Instrução dada A >> Transcreva fielmente o trecho do texto fornecido que abre com as palavras "Tom Jobim dizia" e fecha com "engenheiros sociais burgueses.".

Texto fornecido >>
'''

Por Olavo de Carvalho (*)
Tom Jobim dizia que no Brasil o sucesso é um insulto
pessoal. Sem querer, explicava assim a ampla aceitação da ideologia socialista
entre nós. Para o cidadão normal de uma democracia, o êxito de quem quer que
seja é resultado do talento e da sorte. Para frustrados e invejosos embriagados
de mitologia socialista, é o efeito de uma planificação maligna das classes
dominantes, o produto diabólico de uma máquina de exclusão social inventada e
controlada por astutos engenheiros sociais burgueses.
Na imaginação socialista, os capitalistas não fazem outra
coisa senão reunir-se na calada da noite para premeditar a ruína dos pobres.
Para isso, criam todo um aparato ideológico de “reprodução” dos padrões sociais
existentes, contratando intelectuais e técnicos para estudar meios de não
deixar mais ninguém subir na vida.

'''

[Linhas de um conjunto de dados de layout]
'''

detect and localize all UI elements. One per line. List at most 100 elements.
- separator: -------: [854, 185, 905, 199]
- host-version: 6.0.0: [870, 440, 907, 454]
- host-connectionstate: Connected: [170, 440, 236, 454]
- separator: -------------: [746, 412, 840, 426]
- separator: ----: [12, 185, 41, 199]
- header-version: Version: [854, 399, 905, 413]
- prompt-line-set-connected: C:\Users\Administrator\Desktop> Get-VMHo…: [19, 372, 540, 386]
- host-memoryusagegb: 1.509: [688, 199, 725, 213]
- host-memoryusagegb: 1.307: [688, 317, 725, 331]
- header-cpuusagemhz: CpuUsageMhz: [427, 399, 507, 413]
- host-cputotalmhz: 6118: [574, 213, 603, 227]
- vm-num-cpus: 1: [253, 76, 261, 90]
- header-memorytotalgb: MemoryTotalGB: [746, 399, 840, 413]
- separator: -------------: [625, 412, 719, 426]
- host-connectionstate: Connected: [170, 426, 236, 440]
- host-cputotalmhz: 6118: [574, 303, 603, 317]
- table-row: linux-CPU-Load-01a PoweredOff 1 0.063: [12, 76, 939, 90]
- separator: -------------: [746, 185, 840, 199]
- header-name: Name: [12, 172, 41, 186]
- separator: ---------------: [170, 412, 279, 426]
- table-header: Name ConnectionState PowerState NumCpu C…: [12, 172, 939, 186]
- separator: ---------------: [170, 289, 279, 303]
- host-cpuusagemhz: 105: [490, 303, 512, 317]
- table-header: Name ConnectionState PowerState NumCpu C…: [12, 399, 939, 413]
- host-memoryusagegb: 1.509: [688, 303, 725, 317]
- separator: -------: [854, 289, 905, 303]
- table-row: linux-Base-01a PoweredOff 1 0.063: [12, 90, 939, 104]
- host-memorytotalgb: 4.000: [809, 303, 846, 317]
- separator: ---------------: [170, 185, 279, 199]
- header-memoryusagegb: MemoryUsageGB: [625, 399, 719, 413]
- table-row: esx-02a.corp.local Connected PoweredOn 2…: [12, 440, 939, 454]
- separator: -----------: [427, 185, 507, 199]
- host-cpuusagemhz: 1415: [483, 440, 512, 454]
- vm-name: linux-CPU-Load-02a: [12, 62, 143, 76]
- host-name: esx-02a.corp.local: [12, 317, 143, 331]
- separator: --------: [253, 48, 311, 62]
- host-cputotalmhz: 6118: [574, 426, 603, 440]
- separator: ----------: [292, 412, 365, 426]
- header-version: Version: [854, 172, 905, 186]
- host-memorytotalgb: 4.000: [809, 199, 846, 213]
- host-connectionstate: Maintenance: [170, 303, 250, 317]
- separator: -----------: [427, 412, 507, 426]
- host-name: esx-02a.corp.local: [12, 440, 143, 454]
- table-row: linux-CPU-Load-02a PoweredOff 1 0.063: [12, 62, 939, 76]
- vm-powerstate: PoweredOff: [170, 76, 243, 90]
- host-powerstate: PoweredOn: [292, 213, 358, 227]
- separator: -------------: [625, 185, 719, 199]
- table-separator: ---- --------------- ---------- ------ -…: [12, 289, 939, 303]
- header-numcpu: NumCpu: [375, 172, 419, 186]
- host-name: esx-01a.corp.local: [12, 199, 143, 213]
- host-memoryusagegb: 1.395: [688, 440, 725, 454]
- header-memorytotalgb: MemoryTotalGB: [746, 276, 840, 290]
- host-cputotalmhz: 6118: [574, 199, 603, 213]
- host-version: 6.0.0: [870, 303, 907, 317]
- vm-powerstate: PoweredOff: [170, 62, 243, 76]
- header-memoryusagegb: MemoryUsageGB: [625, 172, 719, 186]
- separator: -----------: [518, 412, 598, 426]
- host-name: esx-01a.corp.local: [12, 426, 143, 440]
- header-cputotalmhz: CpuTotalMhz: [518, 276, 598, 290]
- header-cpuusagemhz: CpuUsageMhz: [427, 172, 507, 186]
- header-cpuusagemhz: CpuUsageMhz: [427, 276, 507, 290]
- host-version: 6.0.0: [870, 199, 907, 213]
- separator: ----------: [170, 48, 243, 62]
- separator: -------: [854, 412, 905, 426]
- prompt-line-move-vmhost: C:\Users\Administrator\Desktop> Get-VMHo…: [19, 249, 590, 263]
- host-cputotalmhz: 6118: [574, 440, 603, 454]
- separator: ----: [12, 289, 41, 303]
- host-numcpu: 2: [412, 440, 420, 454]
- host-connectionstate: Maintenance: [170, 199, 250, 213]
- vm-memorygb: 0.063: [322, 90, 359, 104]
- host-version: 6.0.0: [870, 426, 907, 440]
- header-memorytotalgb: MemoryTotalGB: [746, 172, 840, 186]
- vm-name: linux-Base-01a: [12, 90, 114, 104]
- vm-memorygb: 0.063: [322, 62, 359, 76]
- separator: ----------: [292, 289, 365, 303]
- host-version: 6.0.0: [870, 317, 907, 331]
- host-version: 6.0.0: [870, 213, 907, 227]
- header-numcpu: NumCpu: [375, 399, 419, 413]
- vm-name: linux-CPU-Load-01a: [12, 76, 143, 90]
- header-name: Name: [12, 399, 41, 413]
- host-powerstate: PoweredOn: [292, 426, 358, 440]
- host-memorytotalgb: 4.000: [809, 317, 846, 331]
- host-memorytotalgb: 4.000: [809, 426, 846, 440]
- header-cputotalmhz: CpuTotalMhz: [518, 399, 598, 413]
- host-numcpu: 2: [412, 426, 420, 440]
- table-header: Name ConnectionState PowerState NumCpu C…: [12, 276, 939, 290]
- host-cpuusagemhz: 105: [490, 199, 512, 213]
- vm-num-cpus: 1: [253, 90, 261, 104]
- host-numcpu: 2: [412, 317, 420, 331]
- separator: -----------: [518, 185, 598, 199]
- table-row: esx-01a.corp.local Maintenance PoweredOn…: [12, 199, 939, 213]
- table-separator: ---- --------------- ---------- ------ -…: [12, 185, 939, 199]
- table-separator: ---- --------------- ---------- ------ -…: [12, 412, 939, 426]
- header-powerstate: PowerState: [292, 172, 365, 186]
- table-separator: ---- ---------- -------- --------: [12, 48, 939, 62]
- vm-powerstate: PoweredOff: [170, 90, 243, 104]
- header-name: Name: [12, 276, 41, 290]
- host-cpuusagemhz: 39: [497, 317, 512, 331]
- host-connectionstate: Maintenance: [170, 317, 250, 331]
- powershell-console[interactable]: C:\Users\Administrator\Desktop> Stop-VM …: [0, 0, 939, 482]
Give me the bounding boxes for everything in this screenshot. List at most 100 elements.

'''
'''

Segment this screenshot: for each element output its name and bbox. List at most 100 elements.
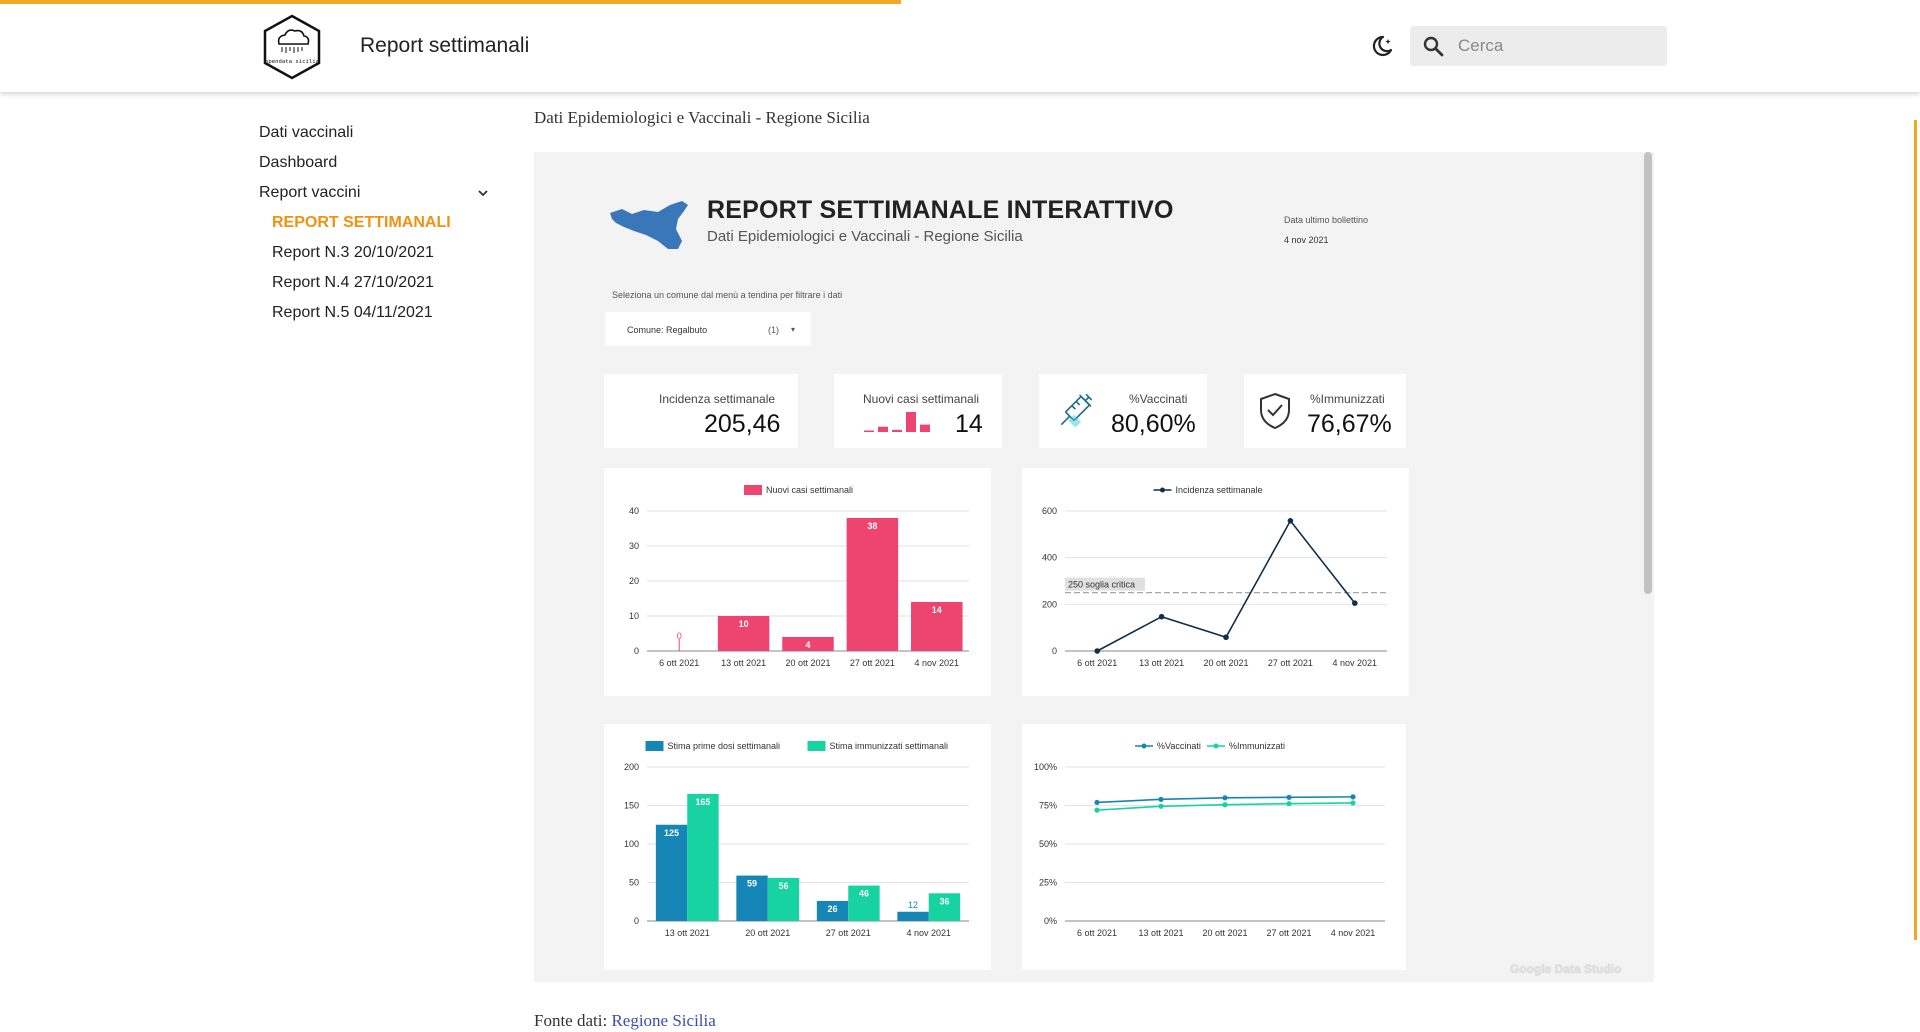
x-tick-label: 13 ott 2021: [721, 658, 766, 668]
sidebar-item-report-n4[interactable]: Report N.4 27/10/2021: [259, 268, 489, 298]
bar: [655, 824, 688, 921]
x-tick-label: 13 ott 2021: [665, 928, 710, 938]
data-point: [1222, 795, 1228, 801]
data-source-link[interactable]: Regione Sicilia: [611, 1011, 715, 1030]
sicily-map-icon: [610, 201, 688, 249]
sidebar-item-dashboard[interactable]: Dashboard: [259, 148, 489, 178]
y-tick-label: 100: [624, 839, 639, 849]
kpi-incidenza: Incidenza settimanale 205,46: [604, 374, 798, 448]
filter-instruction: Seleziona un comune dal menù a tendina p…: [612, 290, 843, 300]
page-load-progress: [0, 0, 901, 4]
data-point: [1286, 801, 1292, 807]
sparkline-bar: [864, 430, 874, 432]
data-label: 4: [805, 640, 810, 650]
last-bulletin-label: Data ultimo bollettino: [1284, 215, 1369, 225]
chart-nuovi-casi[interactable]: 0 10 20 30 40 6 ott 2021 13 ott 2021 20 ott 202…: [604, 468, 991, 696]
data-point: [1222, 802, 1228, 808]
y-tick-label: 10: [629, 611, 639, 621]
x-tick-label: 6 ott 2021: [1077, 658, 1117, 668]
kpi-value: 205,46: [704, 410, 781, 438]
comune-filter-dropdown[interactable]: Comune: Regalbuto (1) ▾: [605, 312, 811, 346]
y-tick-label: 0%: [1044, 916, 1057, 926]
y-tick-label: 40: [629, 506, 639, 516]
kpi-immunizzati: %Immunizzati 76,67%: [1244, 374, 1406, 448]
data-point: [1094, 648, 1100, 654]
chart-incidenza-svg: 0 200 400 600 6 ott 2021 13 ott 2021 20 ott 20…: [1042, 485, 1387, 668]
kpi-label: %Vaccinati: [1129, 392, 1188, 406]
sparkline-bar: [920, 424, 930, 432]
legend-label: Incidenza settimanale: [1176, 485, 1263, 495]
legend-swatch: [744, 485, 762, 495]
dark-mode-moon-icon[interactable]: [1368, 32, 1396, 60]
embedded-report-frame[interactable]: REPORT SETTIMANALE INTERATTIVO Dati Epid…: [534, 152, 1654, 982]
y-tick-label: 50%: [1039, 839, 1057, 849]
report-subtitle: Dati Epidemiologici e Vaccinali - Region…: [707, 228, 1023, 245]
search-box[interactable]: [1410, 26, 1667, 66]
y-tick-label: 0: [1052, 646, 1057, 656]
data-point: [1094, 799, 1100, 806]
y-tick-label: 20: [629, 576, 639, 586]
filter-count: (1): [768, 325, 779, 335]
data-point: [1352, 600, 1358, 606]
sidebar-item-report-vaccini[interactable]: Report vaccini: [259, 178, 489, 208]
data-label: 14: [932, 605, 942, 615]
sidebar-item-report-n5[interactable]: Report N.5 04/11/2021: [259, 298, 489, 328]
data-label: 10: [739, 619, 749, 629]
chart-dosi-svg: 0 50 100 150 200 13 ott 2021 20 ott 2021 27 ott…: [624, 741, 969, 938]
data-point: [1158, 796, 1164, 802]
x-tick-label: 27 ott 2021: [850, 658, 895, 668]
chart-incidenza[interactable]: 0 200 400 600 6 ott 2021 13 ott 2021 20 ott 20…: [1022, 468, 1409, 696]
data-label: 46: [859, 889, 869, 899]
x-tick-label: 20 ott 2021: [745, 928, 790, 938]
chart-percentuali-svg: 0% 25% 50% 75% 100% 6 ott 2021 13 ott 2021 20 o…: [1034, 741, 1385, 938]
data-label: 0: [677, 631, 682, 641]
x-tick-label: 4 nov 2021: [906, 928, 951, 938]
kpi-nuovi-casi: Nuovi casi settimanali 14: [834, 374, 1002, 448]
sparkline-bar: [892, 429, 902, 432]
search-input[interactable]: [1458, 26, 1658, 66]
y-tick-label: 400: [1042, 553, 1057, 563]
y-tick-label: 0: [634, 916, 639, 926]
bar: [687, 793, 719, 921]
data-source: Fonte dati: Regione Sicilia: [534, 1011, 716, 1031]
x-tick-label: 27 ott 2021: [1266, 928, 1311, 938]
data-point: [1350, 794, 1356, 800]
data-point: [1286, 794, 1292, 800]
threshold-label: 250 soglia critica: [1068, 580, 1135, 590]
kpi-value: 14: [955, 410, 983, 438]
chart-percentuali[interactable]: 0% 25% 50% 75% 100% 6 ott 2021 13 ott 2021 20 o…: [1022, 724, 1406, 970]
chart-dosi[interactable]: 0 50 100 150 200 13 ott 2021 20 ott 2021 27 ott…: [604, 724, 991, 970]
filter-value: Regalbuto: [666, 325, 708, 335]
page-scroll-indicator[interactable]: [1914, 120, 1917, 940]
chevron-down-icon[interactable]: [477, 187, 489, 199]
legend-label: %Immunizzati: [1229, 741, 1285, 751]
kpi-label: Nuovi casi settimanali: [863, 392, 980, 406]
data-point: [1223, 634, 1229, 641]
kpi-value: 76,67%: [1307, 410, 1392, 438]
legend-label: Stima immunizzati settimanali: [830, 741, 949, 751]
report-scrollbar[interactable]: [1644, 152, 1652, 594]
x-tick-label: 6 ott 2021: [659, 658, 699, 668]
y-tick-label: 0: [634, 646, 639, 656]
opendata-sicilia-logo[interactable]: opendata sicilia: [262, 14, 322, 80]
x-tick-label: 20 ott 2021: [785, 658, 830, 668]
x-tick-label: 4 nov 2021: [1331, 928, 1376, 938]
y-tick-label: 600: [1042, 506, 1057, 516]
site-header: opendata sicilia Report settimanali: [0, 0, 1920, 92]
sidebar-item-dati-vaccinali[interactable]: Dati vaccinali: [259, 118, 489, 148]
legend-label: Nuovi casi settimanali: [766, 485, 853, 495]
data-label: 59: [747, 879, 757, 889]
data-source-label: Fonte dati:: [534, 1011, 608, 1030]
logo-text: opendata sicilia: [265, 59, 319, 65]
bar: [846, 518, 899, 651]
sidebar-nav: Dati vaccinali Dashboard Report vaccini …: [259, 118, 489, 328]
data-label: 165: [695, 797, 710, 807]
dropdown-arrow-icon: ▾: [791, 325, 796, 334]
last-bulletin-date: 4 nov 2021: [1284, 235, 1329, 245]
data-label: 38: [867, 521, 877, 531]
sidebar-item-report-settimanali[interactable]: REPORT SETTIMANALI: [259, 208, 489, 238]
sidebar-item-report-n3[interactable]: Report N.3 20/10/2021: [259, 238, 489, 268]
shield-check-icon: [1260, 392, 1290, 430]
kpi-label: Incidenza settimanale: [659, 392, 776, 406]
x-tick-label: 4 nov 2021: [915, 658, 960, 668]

'''

Instrução dada B >> Reproduza palavra por palavra o trecho das linhas do conjunto de dados que começa na linha que contém "x-tick-label: 13 ott 2021: [721, 658, 766, 668]" e termina na linha que contém "y-tick-label: 10: [629, 611, 639, 621]", incluindo ambas.

Resposta A >>
Tom Jobim dizia que no Brasil o sucesso é um insulto
pessoal. Sem querer, explicava assim a ampla aceitação da ideologia socialista
entre nós. Para o cidadão normal de uma democracia, o êxito de quem quer que
seja é resultado do talento e da sorte. Para frustrados e invejosos embriagados
de mitologia socialista, é o efeito de uma planificação maligna das classes
dominantes, o produto diabólico de uma máquina de exclusão social inventada e
controlada por astutos engenheiros sociais burgueses.

Resposta B >>
x-tick-label: 13 ott 2021: [721, 658, 766, 668]
sidebar-item-report-n4[interactable]: Report N.4 27/10/2021: [259, 268, 489, 298]
bar: [655, 824, 688, 921]
x-tick-label: 13 ott 2021: [665, 928, 710, 938]
data-point: [1222, 795, 1228, 801]
data-source-link[interactable]: Regione Sicilia: [611, 1011, 715, 1030]
sicily-map-icon: [610, 201, 688, 249]
sidebar-item-dashboard[interactable]: Dashboard: [259, 148, 489, 178]
y-tick-label: 100: [624, 839, 639, 849]
kpi-incidenza: Incidenza settimanale 205,46: [604, 374, 798, 448]
filter-instruction: Seleziona un comune dal menù a tendina p…: [612, 290, 843, 300]
page-load-progress: [0, 0, 901, 4]
data-point: [1286, 801, 1292, 807]
sparkline-bar: [864, 430, 874, 432]
data-label: 4: [805, 640, 810, 650]
last-bulletin-label: Data ultimo bollettino: [1284, 215, 1369, 225]
chart-nuovi-casi[interactable]: 0 10 20 30 40 6 ott 2021 13 ott 2021 20 ott 202…: [604, 468, 991, 696]
data-point: [1222, 802, 1228, 808]
y-tick-label: 10: [629, 611, 639, 621]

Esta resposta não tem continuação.